╭─ Extracted records

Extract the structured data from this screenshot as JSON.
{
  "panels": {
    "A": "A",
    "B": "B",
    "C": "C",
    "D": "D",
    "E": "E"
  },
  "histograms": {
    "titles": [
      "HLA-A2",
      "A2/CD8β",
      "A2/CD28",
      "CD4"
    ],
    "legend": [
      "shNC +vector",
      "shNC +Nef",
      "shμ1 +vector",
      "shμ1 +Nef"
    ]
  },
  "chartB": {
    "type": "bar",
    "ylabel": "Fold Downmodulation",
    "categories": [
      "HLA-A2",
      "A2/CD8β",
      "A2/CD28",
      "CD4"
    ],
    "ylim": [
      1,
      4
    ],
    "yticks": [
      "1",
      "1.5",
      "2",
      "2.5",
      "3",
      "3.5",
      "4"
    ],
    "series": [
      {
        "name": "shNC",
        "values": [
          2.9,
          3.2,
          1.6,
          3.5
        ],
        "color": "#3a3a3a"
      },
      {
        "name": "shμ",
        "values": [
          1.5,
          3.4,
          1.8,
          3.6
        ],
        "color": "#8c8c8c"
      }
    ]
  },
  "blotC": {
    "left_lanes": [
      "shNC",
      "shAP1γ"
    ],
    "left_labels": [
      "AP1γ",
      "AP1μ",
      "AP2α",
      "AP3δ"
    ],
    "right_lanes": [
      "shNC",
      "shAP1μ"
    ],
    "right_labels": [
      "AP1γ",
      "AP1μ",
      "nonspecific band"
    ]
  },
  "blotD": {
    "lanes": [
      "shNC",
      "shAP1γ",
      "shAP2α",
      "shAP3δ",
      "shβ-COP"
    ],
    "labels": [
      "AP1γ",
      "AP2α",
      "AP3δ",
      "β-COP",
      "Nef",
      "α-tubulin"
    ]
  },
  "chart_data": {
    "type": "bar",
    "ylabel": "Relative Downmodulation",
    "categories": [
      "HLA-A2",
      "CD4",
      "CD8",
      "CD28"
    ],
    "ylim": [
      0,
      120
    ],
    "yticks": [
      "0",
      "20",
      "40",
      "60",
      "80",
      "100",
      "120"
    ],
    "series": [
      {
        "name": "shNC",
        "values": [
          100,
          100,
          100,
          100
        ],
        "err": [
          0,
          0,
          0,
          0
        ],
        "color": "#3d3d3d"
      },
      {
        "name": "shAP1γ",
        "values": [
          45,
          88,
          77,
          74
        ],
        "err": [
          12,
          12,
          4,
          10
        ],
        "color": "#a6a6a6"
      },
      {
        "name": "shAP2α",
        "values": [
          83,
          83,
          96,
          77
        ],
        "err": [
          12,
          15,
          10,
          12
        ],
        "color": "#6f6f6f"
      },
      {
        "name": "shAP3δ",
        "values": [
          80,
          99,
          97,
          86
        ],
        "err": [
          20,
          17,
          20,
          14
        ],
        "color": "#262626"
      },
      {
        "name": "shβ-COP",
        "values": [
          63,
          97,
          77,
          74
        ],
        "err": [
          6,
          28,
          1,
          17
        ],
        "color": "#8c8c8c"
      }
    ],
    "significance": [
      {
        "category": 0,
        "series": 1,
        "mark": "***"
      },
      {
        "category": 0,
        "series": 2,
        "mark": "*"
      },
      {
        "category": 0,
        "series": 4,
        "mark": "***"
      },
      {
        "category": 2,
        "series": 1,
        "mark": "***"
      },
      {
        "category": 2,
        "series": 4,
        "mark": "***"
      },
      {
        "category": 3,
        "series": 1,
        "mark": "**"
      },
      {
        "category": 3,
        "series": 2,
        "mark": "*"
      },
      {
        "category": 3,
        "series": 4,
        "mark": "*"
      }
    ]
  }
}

╰─

Problem requirements | For the material, find the number of lines holding the word "name" and give that figure and nothing more.

In response | 7